begin RAW DATA

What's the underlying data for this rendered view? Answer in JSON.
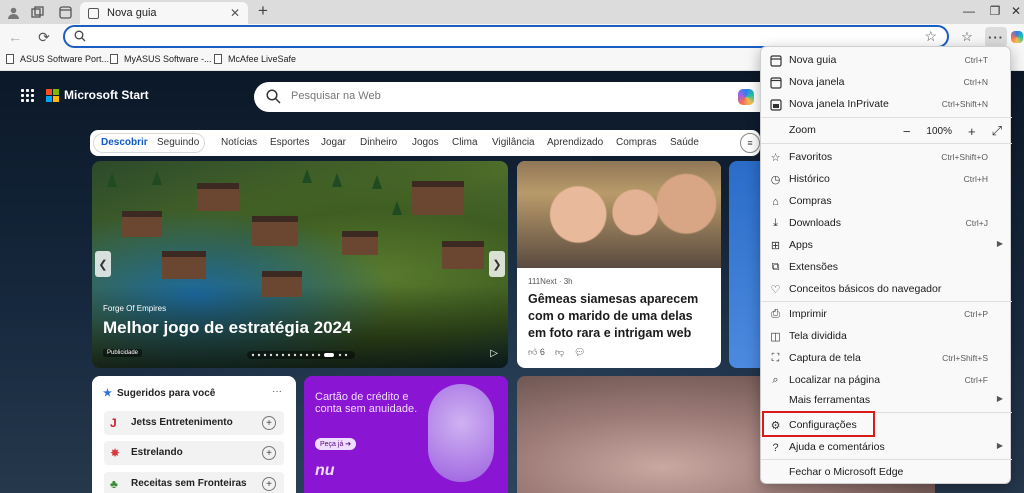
{
  "tab": {
    "title": "Nova guia"
  },
  "address_bar": {
    "value": "",
    "placeholder": ""
  },
  "favorites_bar": [
    {
      "label": "ASUS Software Port..."
    },
    {
      "label": "MyASUS Software -..."
    },
    {
      "label": "McAfee LiveSafe"
    }
  ],
  "page": {
    "brand": "Microsoft Start",
    "search_placeholder": "Pesquisar na Web",
    "nav": [
      "Descobrir",
      "Seguindo",
      "Notícias",
      "Esportes",
      "Jogar",
      "Dinheiro",
      "Jogos",
      "Clima",
      "Vigilância",
      "Aprendizado",
      "Compras",
      "Saúde"
    ],
    "hero": {
      "kicker": "Forge Of Empires",
      "headline": "Melhor jogo de estratégia 2024",
      "ad_label": "Publicidade"
    },
    "news_card": {
      "source": "111Next · 3h",
      "title": "Gêmeas siamesas aparecem com o marido de uma delas em foto rara e intrigam web",
      "likes": "6"
    },
    "suggested": {
      "header": "Sugeridos para você",
      "items": [
        "Jetss Entretenimento",
        "Estrelando",
        "Receitas sem Fronteiras"
      ]
    },
    "nu_ad": {
      "text": "Cartão de crédito e conta sem anuidade.",
      "cta": "Peça já ➔",
      "logo": "nu"
    }
  },
  "menu": {
    "items": [
      {
        "label": "Nova guia",
        "shortcut": "Ctrl+T",
        "icon": "new-tab-icon"
      },
      {
        "label": "Nova janela",
        "shortcut": "Ctrl+N",
        "icon": "new-window-icon"
      },
      {
        "label": "Nova janela InPrivate",
        "shortcut": "Ctrl+Shift+N",
        "icon": "inprivate-icon"
      },
      {
        "label": "Zoom",
        "zoom_value": "100%"
      },
      {
        "label": "Favoritos",
        "shortcut": "Ctrl+Shift+O",
        "icon": "favorites-icon"
      },
      {
        "label": "Histórico",
        "shortcut": "Ctrl+H",
        "icon": "history-icon"
      },
      {
        "label": "Compras",
        "shortcut": "",
        "icon": "shopping-icon"
      },
      {
        "label": "Downloads",
        "shortcut": "Ctrl+J",
        "icon": "download-icon"
      },
      {
        "label": "Apps",
        "shortcut": "",
        "icon": "apps-icon"
      },
      {
        "label": "Extensões",
        "shortcut": "",
        "icon": "extensions-icon"
      },
      {
        "label": "Conceitos básicos do navegador",
        "shortcut": "",
        "icon": "essentials-icon"
      },
      {
        "label": "Imprimir",
        "shortcut": "Ctrl+P",
        "icon": "print-icon"
      },
      {
        "label": "Tela dividida",
        "shortcut": "",
        "icon": "split-screen-icon"
      },
      {
        "label": "Captura de tela",
        "shortcut": "Ctrl+Shift+S",
        "icon": "screenshot-icon"
      },
      {
        "label": "Localizar na página",
        "shortcut": "Ctrl+F",
        "icon": "find-icon"
      },
      {
        "label": "Mais ferramentas",
        "shortcut": ""
      },
      {
        "label": "Configurações",
        "shortcut": "",
        "icon": "settings-icon"
      },
      {
        "label": "Ajuda e comentários",
        "shortcut": "",
        "icon": "help-icon"
      },
      {
        "label": "Fechar o Microsoft Edge",
        "shortcut": ""
      }
    ]
  },
  "colors": {
    "accent": "#1a5ec4",
    "highlight": "#d81c1c",
    "nu_purple": "#8a16d4"
  }
}
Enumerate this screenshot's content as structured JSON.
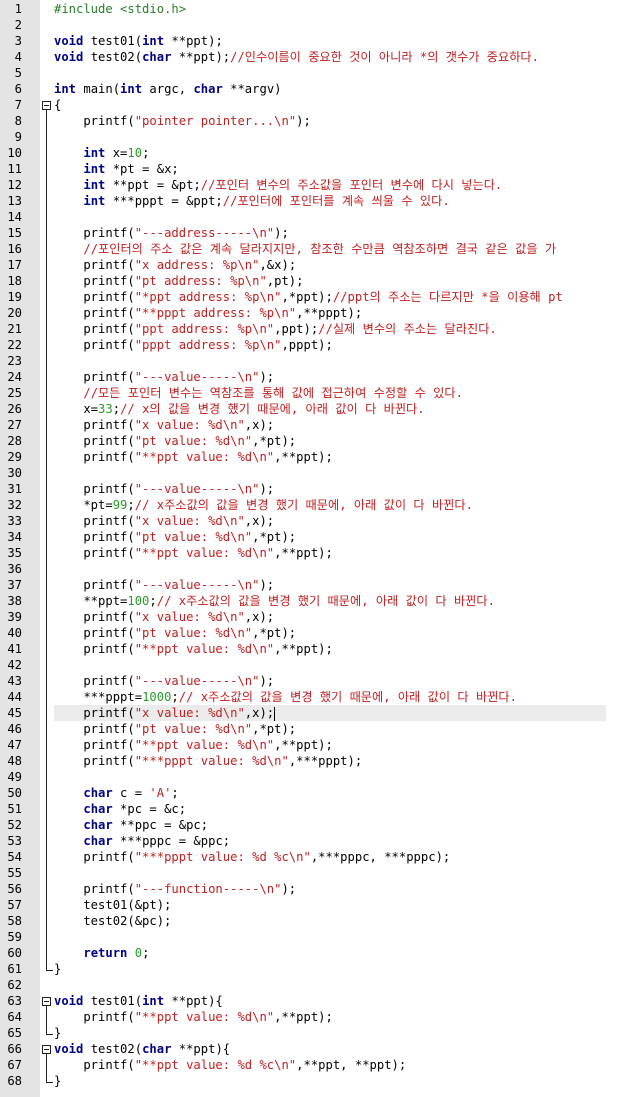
{
  "editor": {
    "current_line": 45,
    "lines": [
      {
        "n": "1",
        "fold": "",
        "segs": [
          [
            "pp",
            "#include <stdio.h>"
          ]
        ]
      },
      {
        "n": "2",
        "fold": "",
        "segs": []
      },
      {
        "n": "3",
        "fold": "",
        "segs": [
          [
            "kw",
            "void"
          ],
          [
            "",
            " test01("
          ],
          [
            "kw",
            "int"
          ],
          [
            "",
            " **ppt);"
          ]
        ]
      },
      {
        "n": "4",
        "fold": "",
        "segs": [
          [
            "kw",
            "void"
          ],
          [
            "",
            " test02("
          ],
          [
            "kw",
            "char"
          ],
          [
            "",
            " **ppt);"
          ],
          [
            "cm",
            "//인수이름이 중요한 것이 아니라 *의 갯수가 중요하다."
          ]
        ]
      },
      {
        "n": "5",
        "fold": "",
        "segs": []
      },
      {
        "n": "6",
        "fold": "",
        "segs": [
          [
            "kw",
            "int"
          ],
          [
            "",
            " main("
          ],
          [
            "kw",
            "int"
          ],
          [
            "",
            " argc, "
          ],
          [
            "kw",
            "char"
          ],
          [
            "",
            " **argv)"
          ]
        ]
      },
      {
        "n": "7",
        "fold": "open",
        "segs": [
          [
            "",
            "{"
          ]
        ]
      },
      {
        "n": "8",
        "fold": "line",
        "segs": [
          [
            "",
            "    printf("
          ],
          [
            "str",
            "\"pointer pointer...\\n\""
          ],
          [
            "",
            ");"
          ]
        ]
      },
      {
        "n": "9",
        "fold": "line",
        "segs": []
      },
      {
        "n": "10",
        "fold": "line",
        "segs": [
          [
            "",
            "    "
          ],
          [
            "kw",
            "int"
          ],
          [
            "",
            " x="
          ],
          [
            "num",
            "10"
          ],
          [
            "",
            ";"
          ]
        ]
      },
      {
        "n": "11",
        "fold": "line",
        "segs": [
          [
            "",
            "    "
          ],
          [
            "kw",
            "int"
          ],
          [
            "",
            " *pt = &x;"
          ]
        ]
      },
      {
        "n": "12",
        "fold": "line",
        "segs": [
          [
            "",
            "    "
          ],
          [
            "kw",
            "int"
          ],
          [
            "",
            " **ppt = &pt;"
          ],
          [
            "cm",
            "//포인터 변수의 주소값을 포인터 변수에 다시 넣는다."
          ]
        ]
      },
      {
        "n": "13",
        "fold": "line",
        "segs": [
          [
            "",
            "    "
          ],
          [
            "kw",
            "int"
          ],
          [
            "",
            " ***pppt = &ppt;"
          ],
          [
            "cm",
            "//포인터에 포인터를 계속 씌울 수 있다."
          ]
        ]
      },
      {
        "n": "14",
        "fold": "line",
        "segs": []
      },
      {
        "n": "15",
        "fold": "line",
        "segs": [
          [
            "",
            "    printf("
          ],
          [
            "str",
            "\"---address-----\\n\""
          ],
          [
            "",
            ");"
          ]
        ]
      },
      {
        "n": "16",
        "fold": "line",
        "segs": [
          [
            "",
            "    "
          ],
          [
            "cm",
            "//포인터의 주소 값은 계속 달라지지만, 참조한 수만큼 역참조하면 결국 같은 값을 가"
          ]
        ]
      },
      {
        "n": "17",
        "fold": "line",
        "segs": [
          [
            "",
            "    printf("
          ],
          [
            "str",
            "\"x address: %p\\n\""
          ],
          [
            "",
            ",&x);"
          ]
        ]
      },
      {
        "n": "18",
        "fold": "line",
        "segs": [
          [
            "",
            "    printf("
          ],
          [
            "str",
            "\"pt address: %p\\n\""
          ],
          [
            "",
            ",pt);"
          ]
        ]
      },
      {
        "n": "19",
        "fold": "line",
        "segs": [
          [
            "",
            "    printf("
          ],
          [
            "str",
            "\"*ppt address: %p\\n\""
          ],
          [
            "",
            ",*ppt);"
          ],
          [
            "cm",
            "//ppt의 주소는 다르지만 *을 이용해 pt"
          ]
        ]
      },
      {
        "n": "20",
        "fold": "line",
        "segs": [
          [
            "",
            "    printf("
          ],
          [
            "str",
            "\"**pppt address: %p\\n\""
          ],
          [
            "",
            ",**pppt);"
          ]
        ]
      },
      {
        "n": "21",
        "fold": "line",
        "segs": [
          [
            "",
            "    printf("
          ],
          [
            "str",
            "\"ppt address: %p\\n\""
          ],
          [
            "",
            ",ppt);"
          ],
          [
            "cm",
            "//실제 변수의 주소는 달라진다."
          ]
        ]
      },
      {
        "n": "22",
        "fold": "line",
        "segs": [
          [
            "",
            "    printf("
          ],
          [
            "str",
            "\"pppt address: %p\\n\""
          ],
          [
            "",
            ",pppt);"
          ]
        ]
      },
      {
        "n": "23",
        "fold": "line",
        "segs": []
      },
      {
        "n": "24",
        "fold": "line",
        "segs": [
          [
            "",
            "    printf("
          ],
          [
            "str",
            "\"---value-----\\n\""
          ],
          [
            "",
            ");"
          ]
        ]
      },
      {
        "n": "25",
        "fold": "line",
        "segs": [
          [
            "",
            "    "
          ],
          [
            "cm",
            "//모든 포인터 변수는 역참조를 통해 값에 접근하여 수정할 수 있다."
          ]
        ]
      },
      {
        "n": "26",
        "fold": "line",
        "segs": [
          [
            "",
            "    x="
          ],
          [
            "num",
            "33"
          ],
          [
            "",
            ";"
          ],
          [
            "cm",
            "// x의 값을 변경 했기 때문에, 아래 값이 다 바뀐다."
          ]
        ]
      },
      {
        "n": "27",
        "fold": "line",
        "segs": [
          [
            "",
            "    printf("
          ],
          [
            "str",
            "\"x value: %d\\n\""
          ],
          [
            "",
            ",x);"
          ]
        ]
      },
      {
        "n": "28",
        "fold": "line",
        "segs": [
          [
            "",
            "    printf("
          ],
          [
            "str",
            "\"pt value: %d\\n\""
          ],
          [
            "",
            ",*pt);"
          ]
        ]
      },
      {
        "n": "29",
        "fold": "line",
        "segs": [
          [
            "",
            "    printf("
          ],
          [
            "str",
            "\"**ppt value: %d\\n\""
          ],
          [
            "",
            ",**ppt);"
          ]
        ]
      },
      {
        "n": "30",
        "fold": "line",
        "segs": []
      },
      {
        "n": "31",
        "fold": "line",
        "segs": [
          [
            "",
            "    printf("
          ],
          [
            "str",
            "\"---value-----\\n\""
          ],
          [
            "",
            ");"
          ]
        ]
      },
      {
        "n": "32",
        "fold": "line",
        "segs": [
          [
            "",
            "    *pt="
          ],
          [
            "num",
            "99"
          ],
          [
            "",
            ";"
          ],
          [
            "cm",
            "// x주소값의 값을 변경 했기 때문에, 아래 값이 다 바뀐다."
          ]
        ]
      },
      {
        "n": "33",
        "fold": "line",
        "segs": [
          [
            "",
            "    printf("
          ],
          [
            "str",
            "\"x value: %d\\n\""
          ],
          [
            "",
            ",x);"
          ]
        ]
      },
      {
        "n": "34",
        "fold": "line",
        "segs": [
          [
            "",
            "    printf("
          ],
          [
            "str",
            "\"pt value: %d\\n\""
          ],
          [
            "",
            ",*pt);"
          ]
        ]
      },
      {
        "n": "35",
        "fold": "line",
        "segs": [
          [
            "",
            "    printf("
          ],
          [
            "str",
            "\"**ppt value: %d\\n\""
          ],
          [
            "",
            ",**ppt);"
          ]
        ]
      },
      {
        "n": "36",
        "fold": "line",
        "segs": []
      },
      {
        "n": "37",
        "fold": "line",
        "segs": [
          [
            "",
            "    printf("
          ],
          [
            "str",
            "\"---value-----\\n\""
          ],
          [
            "",
            ");"
          ]
        ]
      },
      {
        "n": "38",
        "fold": "line",
        "segs": [
          [
            "",
            "    **ppt="
          ],
          [
            "num",
            "100"
          ],
          [
            "",
            ";"
          ],
          [
            "cm",
            "// x주소값의 값을 변경 했기 때문에, 아래 값이 다 바뀐다."
          ]
        ]
      },
      {
        "n": "39",
        "fold": "line",
        "segs": [
          [
            "",
            "    printf("
          ],
          [
            "str",
            "\"x value: %d\\n\""
          ],
          [
            "",
            ",x);"
          ]
        ]
      },
      {
        "n": "40",
        "fold": "line",
        "segs": [
          [
            "",
            "    printf("
          ],
          [
            "str",
            "\"pt value: %d\\n\""
          ],
          [
            "",
            ",*pt);"
          ]
        ]
      },
      {
        "n": "41",
        "fold": "line",
        "segs": [
          [
            "",
            "    printf("
          ],
          [
            "str",
            "\"**ppt value: %d\\n\""
          ],
          [
            "",
            ",**ppt);"
          ]
        ]
      },
      {
        "n": "42",
        "fold": "line",
        "segs": []
      },
      {
        "n": "43",
        "fold": "line",
        "segs": [
          [
            "",
            "    printf("
          ],
          [
            "str",
            "\"---value-----\\n\""
          ],
          [
            "",
            ");"
          ]
        ]
      },
      {
        "n": "44",
        "fold": "line",
        "segs": [
          [
            "",
            "    ***pppt="
          ],
          [
            "num",
            "1000"
          ],
          [
            "",
            ";"
          ],
          [
            "cm",
            "// x주소값의 값을 변경 했기 때문에, 아래 값이 다 바뀐다."
          ]
        ]
      },
      {
        "n": "45",
        "fold": "line",
        "segs": [
          [
            "",
            "    printf("
          ],
          [
            "str",
            "\"x value: %d\\n\""
          ],
          [
            "",
            ",x);"
          ],
          [
            "caret",
            ""
          ]
        ]
      },
      {
        "n": "46",
        "fold": "line",
        "segs": [
          [
            "",
            "    printf("
          ],
          [
            "str",
            "\"pt value: %d\\n\""
          ],
          [
            "",
            ",*pt);"
          ]
        ]
      },
      {
        "n": "47",
        "fold": "line",
        "segs": [
          [
            "",
            "    printf("
          ],
          [
            "str",
            "\"**ppt value: %d\\n\""
          ],
          [
            "",
            ",**ppt);"
          ]
        ]
      },
      {
        "n": "48",
        "fold": "line",
        "segs": [
          [
            "",
            "    printf("
          ],
          [
            "str",
            "\"***pppt value: %d\\n\""
          ],
          [
            "",
            ",***pppt);"
          ]
        ]
      },
      {
        "n": "49",
        "fold": "line",
        "segs": []
      },
      {
        "n": "50",
        "fold": "line",
        "segs": [
          [
            "",
            "    "
          ],
          [
            "kw",
            "char"
          ],
          [
            "",
            " c = "
          ],
          [
            "str",
            "'A'"
          ],
          [
            "",
            ";"
          ]
        ]
      },
      {
        "n": "51",
        "fold": "line",
        "segs": [
          [
            "",
            "    "
          ],
          [
            "kw",
            "char"
          ],
          [
            "",
            " *pc = &c;"
          ]
        ]
      },
      {
        "n": "52",
        "fold": "line",
        "segs": [
          [
            "",
            "    "
          ],
          [
            "kw",
            "char"
          ],
          [
            "",
            " **ppc = &pc;"
          ]
        ]
      },
      {
        "n": "53",
        "fold": "line",
        "segs": [
          [
            "",
            "    "
          ],
          [
            "kw",
            "char"
          ],
          [
            "",
            " ***pppc = &ppc;"
          ]
        ]
      },
      {
        "n": "54",
        "fold": "line",
        "segs": [
          [
            "",
            "    printf("
          ],
          [
            "str",
            "\"***pppt value: %d %c\\n\""
          ],
          [
            "",
            ",***pppc, ***pppc);"
          ]
        ]
      },
      {
        "n": "55",
        "fold": "line",
        "segs": []
      },
      {
        "n": "56",
        "fold": "line",
        "segs": [
          [
            "",
            "    printf("
          ],
          [
            "str",
            "\"---function-----\\n\""
          ],
          [
            "",
            ");"
          ]
        ]
      },
      {
        "n": "57",
        "fold": "line",
        "segs": [
          [
            "",
            "    test01(&pt);"
          ]
        ]
      },
      {
        "n": "58",
        "fold": "line",
        "segs": [
          [
            "",
            "    test02(&pc);"
          ]
        ]
      },
      {
        "n": "59",
        "fold": "line",
        "segs": []
      },
      {
        "n": "60",
        "fold": "line",
        "segs": [
          [
            "",
            "    "
          ],
          [
            "kw",
            "return"
          ],
          [
            "",
            " "
          ],
          [
            "num",
            "0"
          ],
          [
            "",
            ";"
          ]
        ]
      },
      {
        "n": "61",
        "fold": "end",
        "segs": [
          [
            "",
            "}"
          ]
        ]
      },
      {
        "n": "62",
        "fold": "",
        "segs": []
      },
      {
        "n": "63",
        "fold": "open",
        "segs": [
          [
            "kw",
            "void"
          ],
          [
            "",
            " test01("
          ],
          [
            "kw",
            "int"
          ],
          [
            "",
            " **ppt){"
          ]
        ]
      },
      {
        "n": "64",
        "fold": "line",
        "segs": [
          [
            "",
            "    printf("
          ],
          [
            "str",
            "\"**ppt value: %d\\n\""
          ],
          [
            "",
            ",**ppt);"
          ]
        ]
      },
      {
        "n": "65",
        "fold": "end",
        "segs": [
          [
            "",
            "}"
          ]
        ]
      },
      {
        "n": "66",
        "fold": "open",
        "segs": [
          [
            "kw",
            "void"
          ],
          [
            "",
            " test02("
          ],
          [
            "kw",
            "char"
          ],
          [
            "",
            " **ppt){"
          ]
        ]
      },
      {
        "n": "67",
        "fold": "line",
        "segs": [
          [
            "",
            "    printf("
          ],
          [
            "str",
            "\"**ppt value: %d %c\\n\""
          ],
          [
            "",
            ",**ppt, **ppt);"
          ]
        ]
      },
      {
        "n": "68",
        "fold": "end",
        "segs": [
          [
            "",
            "}"
          ]
        ]
      }
    ]
  }
}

end RAW DATA

TASK GOAL – State how many lines of the records above contain the word "title", giving only that number.

REPLY – 2